[begin Data supplied]

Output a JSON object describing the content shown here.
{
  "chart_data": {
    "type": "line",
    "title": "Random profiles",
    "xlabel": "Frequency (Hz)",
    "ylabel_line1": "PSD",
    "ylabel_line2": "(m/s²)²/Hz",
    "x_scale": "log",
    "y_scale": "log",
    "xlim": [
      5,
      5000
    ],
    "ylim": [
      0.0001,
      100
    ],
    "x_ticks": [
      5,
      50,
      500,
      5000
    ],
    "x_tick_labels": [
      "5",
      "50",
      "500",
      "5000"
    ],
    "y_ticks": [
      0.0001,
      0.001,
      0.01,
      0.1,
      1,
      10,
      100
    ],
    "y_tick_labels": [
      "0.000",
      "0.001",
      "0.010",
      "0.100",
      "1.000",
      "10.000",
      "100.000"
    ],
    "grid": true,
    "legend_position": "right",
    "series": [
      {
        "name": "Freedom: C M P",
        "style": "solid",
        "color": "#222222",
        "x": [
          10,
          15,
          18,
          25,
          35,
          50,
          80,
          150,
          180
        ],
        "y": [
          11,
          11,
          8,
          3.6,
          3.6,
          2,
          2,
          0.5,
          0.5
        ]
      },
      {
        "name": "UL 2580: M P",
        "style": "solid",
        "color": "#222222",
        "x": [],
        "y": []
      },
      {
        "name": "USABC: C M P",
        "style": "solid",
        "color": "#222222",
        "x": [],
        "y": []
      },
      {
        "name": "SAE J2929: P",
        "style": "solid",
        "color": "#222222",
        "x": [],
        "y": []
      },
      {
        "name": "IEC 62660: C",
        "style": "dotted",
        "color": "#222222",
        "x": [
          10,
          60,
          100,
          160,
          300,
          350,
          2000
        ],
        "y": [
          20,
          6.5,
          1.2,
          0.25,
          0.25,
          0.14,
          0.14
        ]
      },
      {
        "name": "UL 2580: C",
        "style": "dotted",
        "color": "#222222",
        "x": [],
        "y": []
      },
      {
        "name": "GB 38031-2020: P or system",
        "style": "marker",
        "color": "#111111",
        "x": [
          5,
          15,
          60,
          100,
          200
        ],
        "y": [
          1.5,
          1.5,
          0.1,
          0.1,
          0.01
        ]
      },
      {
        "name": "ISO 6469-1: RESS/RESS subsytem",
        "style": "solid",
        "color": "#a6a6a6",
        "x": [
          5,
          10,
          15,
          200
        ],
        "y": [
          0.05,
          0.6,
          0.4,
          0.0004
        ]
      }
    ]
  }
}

[end Data supplied]

All of the data above should be transcribed exactly.

Output a JSON object describing the content shown here.
{
  "chart_data": {
    "type": "line",
    "title": "Random profiles",
    "xlabel": "Frequency (Hz)",
    "ylabel_line1": "PSD",
    "ylabel_line2": "(m/s²)²/Hz",
    "x_scale": "log",
    "y_scale": "log",
    "xlim": [
      5,
      5000
    ],
    "ylim": [
      0.0001,
      100
    ],
    "x_ticks": [
      5,
      50,
      500,
      5000
    ],
    "x_tick_labels": [
      "5",
      "50",
      "500",
      "5000"
    ],
    "y_ticks": [
      0.0001,
      0.001,
      0.01,
      0.1,
      1,
      10,
      100
    ],
    "y_tick_labels": [
      "0.000",
      "0.001",
      "0.010",
      "0.100",
      "1.000",
      "10.000",
      "100.000"
    ],
    "grid": true,
    "legend_position": "right",
    "series": [
      {
        "name": "Freedom: C M P",
        "style": "solid",
        "color": "#222222",
        "x": [
          10,
          15,
          18,
          25,
          35,
          50,
          80,
          150,
          180
        ],
        "y": [
          11,
          11,
          8,
          3.6,
          3.6,
          2,
          2,
          0.5,
          0.5
        ]
      },
      {
        "name": "UL 2580: M P",
        "style": "solid",
        "color": "#222222",
        "x": [],
        "y": []
      },
      {
        "name": "USABC: C M P",
        "style": "solid",
        "color": "#222222",
        "x": [],
        "y": []
      },
      {
        "name": "SAE J2929: P",
        "style": "solid",
        "color": "#222222",
        "x": [],
        "y": []
      },
      {
        "name": "IEC 62660: C",
        "style": "dotted",
        "color": "#222222",
        "x": [
          10,
          60,
          100,
          160,
          300,
          350,
          2000
        ],
        "y": [
          20,
          6.5,
          1.2,
          0.25,
          0.25,
          0.14,
          0.14
        ]
      },
      {
        "name": "UL 2580: C",
        "style": "dotted",
        "color": "#222222",
        "x": [],
        "y": []
      },
      {
        "name": "GB 38031-2020: P or system",
        "style": "marker",
        "color": "#111111",
        "x": [
          5,
          15,
          60,
          100,
          200
        ],
        "y": [
          1.5,
          1.5,
          0.1,
          0.1,
          0.01
        ]
      },
      {
        "name": "ISO 6469-1: RESS/RESS subsytem",
        "style": "solid",
        "color": "#a6a6a6",
        "x": [
          5,
          10,
          15,
          200
        ],
        "y": [
          0.05,
          0.6,
          0.4,
          0.0004
        ]
      }
    ]
  }
}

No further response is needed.